- THE INPUT:
>> START

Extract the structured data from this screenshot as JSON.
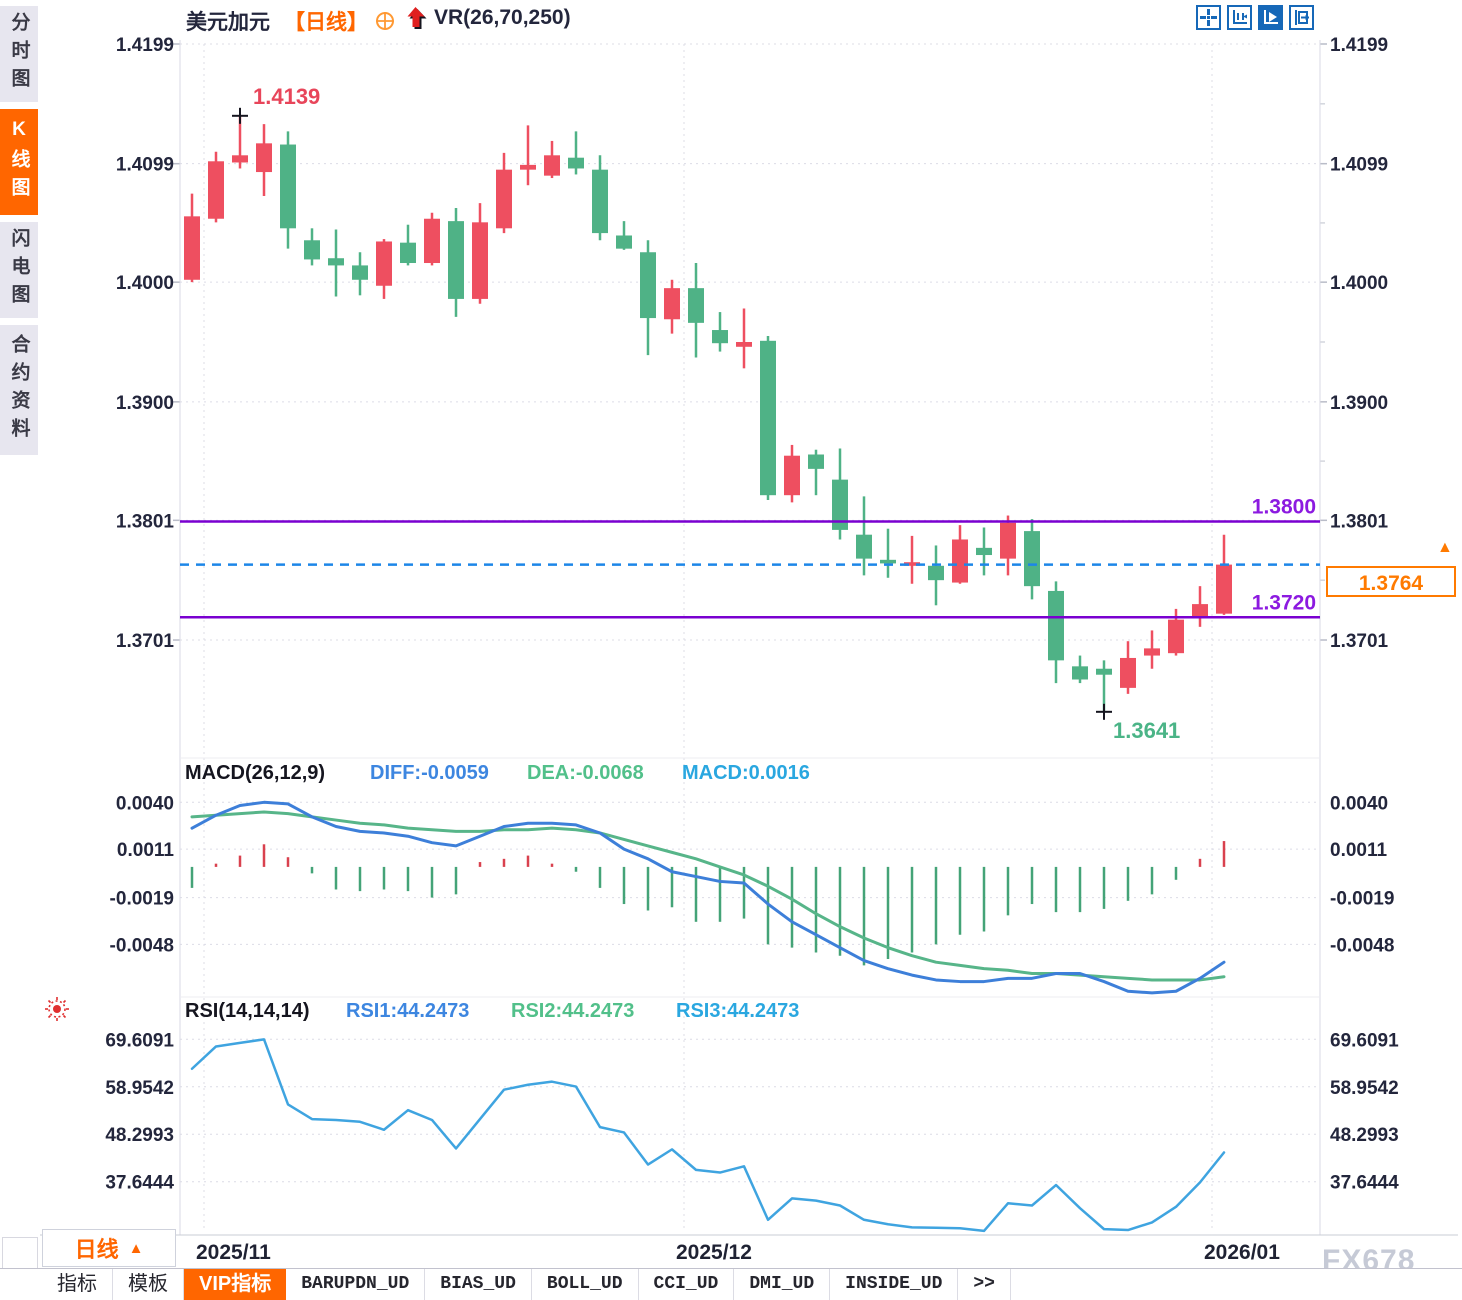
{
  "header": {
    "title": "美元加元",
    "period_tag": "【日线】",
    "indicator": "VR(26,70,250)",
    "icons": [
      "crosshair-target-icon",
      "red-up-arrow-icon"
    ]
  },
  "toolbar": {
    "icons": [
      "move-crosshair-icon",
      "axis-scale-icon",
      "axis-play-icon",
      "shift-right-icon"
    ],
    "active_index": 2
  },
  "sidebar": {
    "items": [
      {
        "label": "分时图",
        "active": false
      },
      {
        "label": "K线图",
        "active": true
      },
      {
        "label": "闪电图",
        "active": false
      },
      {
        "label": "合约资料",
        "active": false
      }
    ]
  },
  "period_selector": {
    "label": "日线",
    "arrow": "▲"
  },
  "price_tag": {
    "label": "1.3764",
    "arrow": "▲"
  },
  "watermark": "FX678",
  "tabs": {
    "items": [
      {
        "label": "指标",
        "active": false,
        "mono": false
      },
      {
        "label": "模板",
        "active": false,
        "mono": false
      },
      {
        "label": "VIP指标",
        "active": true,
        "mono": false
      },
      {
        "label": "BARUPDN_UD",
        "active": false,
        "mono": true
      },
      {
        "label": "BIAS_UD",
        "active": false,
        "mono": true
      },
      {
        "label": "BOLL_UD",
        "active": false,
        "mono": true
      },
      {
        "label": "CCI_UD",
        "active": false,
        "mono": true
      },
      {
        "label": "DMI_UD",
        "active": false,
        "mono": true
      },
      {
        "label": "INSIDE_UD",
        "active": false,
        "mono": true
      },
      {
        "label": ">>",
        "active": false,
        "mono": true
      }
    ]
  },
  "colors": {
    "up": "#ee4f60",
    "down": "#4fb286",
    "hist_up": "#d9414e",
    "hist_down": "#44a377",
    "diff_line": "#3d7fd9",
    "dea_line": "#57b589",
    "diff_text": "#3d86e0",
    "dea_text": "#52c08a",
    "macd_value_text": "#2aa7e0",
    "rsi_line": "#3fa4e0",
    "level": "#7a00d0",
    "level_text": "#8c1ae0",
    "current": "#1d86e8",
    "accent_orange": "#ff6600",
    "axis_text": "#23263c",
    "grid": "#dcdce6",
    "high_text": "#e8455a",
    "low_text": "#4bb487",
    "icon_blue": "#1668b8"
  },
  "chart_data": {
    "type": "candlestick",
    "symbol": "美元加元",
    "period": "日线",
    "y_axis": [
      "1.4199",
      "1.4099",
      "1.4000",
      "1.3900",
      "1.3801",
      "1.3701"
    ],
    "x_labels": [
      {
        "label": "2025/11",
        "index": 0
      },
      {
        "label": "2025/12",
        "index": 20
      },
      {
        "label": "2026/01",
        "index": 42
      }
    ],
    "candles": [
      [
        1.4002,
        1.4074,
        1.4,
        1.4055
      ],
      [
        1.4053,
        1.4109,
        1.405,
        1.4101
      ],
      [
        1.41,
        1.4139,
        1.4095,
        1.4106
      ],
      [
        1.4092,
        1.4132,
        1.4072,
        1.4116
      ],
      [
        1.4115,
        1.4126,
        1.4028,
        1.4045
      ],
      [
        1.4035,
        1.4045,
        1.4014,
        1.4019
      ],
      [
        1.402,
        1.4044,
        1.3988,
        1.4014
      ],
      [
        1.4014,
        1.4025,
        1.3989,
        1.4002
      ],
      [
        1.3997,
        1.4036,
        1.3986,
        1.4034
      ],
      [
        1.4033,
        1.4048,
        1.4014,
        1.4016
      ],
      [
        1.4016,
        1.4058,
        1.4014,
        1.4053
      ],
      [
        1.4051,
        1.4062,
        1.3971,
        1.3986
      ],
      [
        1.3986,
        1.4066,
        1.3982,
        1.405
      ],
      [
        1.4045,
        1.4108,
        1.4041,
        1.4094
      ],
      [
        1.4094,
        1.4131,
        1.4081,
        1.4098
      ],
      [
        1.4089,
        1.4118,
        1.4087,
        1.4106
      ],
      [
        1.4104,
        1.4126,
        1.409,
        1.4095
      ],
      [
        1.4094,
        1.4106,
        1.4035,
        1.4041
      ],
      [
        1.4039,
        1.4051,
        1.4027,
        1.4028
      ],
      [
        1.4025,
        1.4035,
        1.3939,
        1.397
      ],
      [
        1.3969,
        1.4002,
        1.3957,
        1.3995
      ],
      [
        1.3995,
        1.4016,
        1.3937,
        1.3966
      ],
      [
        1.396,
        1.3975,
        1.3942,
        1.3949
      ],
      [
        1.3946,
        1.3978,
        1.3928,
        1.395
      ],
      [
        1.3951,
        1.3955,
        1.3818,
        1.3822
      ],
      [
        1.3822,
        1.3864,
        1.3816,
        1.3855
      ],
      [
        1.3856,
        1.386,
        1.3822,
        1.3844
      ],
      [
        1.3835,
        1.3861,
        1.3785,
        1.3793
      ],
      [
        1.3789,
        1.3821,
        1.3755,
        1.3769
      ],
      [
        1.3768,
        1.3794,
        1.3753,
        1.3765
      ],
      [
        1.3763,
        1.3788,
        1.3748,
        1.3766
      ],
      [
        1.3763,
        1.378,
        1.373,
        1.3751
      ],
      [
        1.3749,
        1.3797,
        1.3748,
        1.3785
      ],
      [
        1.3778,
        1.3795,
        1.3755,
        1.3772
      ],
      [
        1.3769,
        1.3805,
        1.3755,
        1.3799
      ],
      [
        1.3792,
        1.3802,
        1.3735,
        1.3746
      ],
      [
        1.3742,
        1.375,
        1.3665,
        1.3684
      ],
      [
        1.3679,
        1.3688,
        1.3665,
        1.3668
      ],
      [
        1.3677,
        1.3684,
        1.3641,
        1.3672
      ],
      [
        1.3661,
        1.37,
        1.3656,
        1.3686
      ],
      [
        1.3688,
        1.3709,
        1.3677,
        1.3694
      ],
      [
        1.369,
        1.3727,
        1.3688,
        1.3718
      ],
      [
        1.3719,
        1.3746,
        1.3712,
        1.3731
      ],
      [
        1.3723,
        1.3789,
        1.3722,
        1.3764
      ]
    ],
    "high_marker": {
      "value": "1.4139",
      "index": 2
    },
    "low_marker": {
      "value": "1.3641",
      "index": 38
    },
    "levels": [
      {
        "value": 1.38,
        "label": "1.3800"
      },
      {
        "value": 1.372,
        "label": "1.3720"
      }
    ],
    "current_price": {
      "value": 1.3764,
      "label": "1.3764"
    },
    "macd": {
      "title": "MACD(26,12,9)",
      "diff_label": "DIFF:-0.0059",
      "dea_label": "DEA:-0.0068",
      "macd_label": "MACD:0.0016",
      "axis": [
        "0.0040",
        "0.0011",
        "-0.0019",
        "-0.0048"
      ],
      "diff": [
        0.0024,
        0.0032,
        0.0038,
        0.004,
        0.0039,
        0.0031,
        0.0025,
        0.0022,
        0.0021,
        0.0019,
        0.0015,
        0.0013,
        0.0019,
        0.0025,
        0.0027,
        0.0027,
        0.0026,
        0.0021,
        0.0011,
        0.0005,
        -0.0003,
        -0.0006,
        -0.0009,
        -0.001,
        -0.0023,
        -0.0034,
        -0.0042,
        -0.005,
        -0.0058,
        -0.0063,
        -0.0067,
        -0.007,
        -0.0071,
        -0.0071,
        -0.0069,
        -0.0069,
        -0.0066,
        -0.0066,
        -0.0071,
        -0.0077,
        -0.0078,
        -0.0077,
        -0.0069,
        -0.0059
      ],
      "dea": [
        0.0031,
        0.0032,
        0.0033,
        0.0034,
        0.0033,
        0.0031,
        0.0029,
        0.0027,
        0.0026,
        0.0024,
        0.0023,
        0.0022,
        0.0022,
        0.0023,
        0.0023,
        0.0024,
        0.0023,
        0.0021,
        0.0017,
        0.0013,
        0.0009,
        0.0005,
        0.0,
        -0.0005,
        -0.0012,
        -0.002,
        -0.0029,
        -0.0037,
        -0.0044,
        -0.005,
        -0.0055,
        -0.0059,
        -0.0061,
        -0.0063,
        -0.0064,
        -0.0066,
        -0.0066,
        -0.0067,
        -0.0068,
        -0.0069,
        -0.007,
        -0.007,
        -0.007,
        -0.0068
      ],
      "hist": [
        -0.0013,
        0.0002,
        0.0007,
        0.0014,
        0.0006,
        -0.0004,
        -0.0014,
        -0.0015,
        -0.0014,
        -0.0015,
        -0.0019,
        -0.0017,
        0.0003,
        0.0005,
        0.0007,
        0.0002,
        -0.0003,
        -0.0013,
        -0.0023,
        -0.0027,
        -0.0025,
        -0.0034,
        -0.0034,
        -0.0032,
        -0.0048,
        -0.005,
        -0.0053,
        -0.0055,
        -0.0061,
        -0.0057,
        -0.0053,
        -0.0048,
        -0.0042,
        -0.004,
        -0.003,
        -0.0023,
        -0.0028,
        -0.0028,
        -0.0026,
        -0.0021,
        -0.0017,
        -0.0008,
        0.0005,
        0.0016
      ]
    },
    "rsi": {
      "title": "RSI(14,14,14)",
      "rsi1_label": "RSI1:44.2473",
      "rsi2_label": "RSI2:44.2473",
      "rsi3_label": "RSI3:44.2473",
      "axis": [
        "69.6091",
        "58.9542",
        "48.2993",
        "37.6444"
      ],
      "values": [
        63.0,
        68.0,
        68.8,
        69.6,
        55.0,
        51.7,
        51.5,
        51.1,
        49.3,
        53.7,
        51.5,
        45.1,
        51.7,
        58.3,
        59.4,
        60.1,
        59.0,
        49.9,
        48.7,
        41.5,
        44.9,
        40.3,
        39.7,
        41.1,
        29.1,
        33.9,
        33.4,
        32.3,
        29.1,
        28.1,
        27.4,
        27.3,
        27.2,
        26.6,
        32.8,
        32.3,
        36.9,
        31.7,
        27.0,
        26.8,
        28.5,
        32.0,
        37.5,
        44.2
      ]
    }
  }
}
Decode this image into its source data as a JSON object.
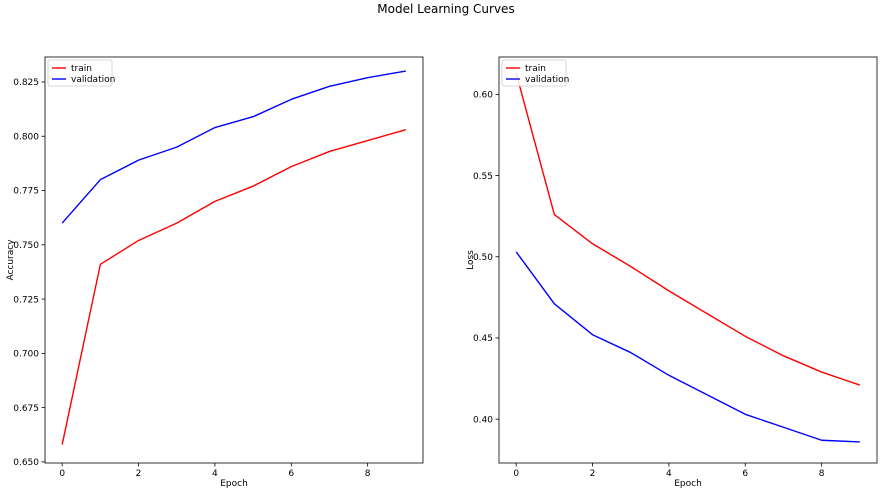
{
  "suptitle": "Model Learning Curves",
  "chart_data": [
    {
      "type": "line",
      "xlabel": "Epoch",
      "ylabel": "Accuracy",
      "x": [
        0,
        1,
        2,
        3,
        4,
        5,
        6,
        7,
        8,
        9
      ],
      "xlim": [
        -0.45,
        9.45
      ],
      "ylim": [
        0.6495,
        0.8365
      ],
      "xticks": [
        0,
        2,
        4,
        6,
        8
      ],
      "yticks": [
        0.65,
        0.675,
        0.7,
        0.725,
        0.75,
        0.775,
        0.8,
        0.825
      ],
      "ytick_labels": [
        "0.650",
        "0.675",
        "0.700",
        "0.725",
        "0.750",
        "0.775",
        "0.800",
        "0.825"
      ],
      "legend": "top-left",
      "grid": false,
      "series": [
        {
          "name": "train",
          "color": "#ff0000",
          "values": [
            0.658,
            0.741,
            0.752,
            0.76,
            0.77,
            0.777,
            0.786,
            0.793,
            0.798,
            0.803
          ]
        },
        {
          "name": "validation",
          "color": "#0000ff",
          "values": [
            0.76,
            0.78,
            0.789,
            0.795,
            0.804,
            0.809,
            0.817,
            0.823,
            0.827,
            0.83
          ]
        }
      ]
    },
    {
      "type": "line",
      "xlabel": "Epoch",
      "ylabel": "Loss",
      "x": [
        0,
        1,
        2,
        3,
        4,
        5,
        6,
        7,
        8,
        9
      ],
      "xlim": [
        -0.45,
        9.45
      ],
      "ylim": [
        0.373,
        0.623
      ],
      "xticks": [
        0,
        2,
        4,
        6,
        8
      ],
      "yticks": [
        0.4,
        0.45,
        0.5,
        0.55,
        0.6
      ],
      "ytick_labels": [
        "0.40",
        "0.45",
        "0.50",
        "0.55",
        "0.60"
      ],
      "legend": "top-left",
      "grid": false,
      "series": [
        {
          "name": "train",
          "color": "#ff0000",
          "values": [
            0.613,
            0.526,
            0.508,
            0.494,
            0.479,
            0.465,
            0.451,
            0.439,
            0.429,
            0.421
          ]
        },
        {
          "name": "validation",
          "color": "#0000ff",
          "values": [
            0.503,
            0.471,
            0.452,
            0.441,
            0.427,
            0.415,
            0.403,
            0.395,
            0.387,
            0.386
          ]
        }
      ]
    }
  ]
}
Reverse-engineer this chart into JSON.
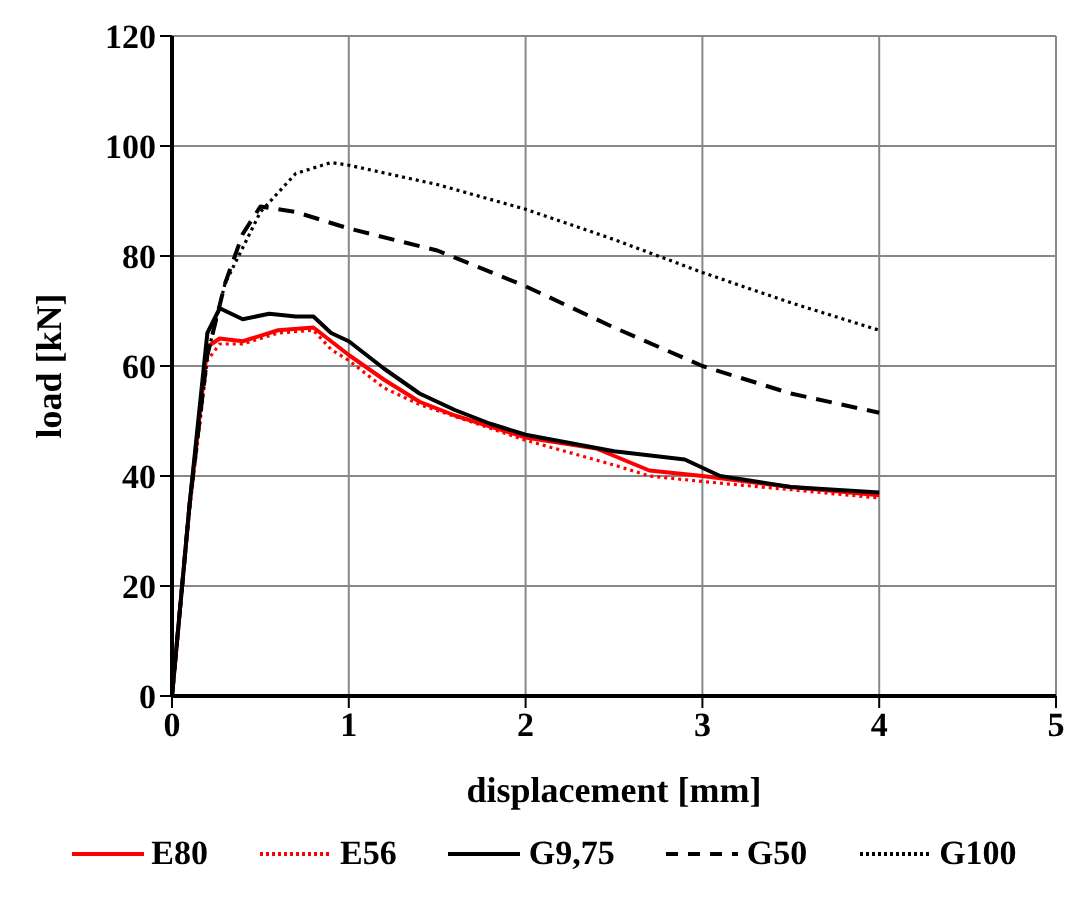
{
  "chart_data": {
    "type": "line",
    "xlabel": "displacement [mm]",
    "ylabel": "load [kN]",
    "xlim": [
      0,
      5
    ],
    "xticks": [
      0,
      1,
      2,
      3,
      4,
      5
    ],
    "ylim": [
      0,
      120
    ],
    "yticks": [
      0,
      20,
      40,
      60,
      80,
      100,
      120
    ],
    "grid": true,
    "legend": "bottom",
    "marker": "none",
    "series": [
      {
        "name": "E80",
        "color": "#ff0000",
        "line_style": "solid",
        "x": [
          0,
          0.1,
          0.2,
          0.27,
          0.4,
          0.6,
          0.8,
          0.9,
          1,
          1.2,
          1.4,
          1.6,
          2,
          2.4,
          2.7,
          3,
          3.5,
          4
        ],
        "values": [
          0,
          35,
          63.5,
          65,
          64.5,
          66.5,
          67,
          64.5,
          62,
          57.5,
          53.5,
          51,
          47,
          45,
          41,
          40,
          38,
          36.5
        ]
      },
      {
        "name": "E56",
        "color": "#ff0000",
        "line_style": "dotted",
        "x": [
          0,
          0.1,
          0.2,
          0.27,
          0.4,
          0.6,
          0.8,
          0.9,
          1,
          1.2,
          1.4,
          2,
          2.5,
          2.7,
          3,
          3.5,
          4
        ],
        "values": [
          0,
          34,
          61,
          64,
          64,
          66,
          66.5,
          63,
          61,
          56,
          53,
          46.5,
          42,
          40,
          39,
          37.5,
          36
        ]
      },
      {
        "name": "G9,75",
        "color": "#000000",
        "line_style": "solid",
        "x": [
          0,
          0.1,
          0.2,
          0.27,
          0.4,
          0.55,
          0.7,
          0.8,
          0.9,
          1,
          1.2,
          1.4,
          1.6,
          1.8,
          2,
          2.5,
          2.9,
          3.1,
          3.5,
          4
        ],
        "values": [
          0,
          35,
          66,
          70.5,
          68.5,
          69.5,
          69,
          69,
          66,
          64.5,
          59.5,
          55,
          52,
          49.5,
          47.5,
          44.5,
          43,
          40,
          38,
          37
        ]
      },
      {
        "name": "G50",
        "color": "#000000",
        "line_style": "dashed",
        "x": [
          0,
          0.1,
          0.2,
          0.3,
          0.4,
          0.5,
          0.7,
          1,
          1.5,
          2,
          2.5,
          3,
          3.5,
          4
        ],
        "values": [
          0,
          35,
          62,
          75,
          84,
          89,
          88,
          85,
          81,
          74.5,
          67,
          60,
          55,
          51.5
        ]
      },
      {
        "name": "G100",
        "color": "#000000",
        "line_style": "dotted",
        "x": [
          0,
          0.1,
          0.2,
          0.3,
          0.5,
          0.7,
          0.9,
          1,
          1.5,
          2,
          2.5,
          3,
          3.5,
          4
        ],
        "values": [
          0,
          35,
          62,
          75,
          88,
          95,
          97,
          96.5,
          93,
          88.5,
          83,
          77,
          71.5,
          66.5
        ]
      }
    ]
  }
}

>> END

In the records above, locate the lines holding the word "ylabel". Copy each of them.

      "ylabel": "Accuracy",
      "ylabel": "Loss",
    "ylabel": "load [kN]",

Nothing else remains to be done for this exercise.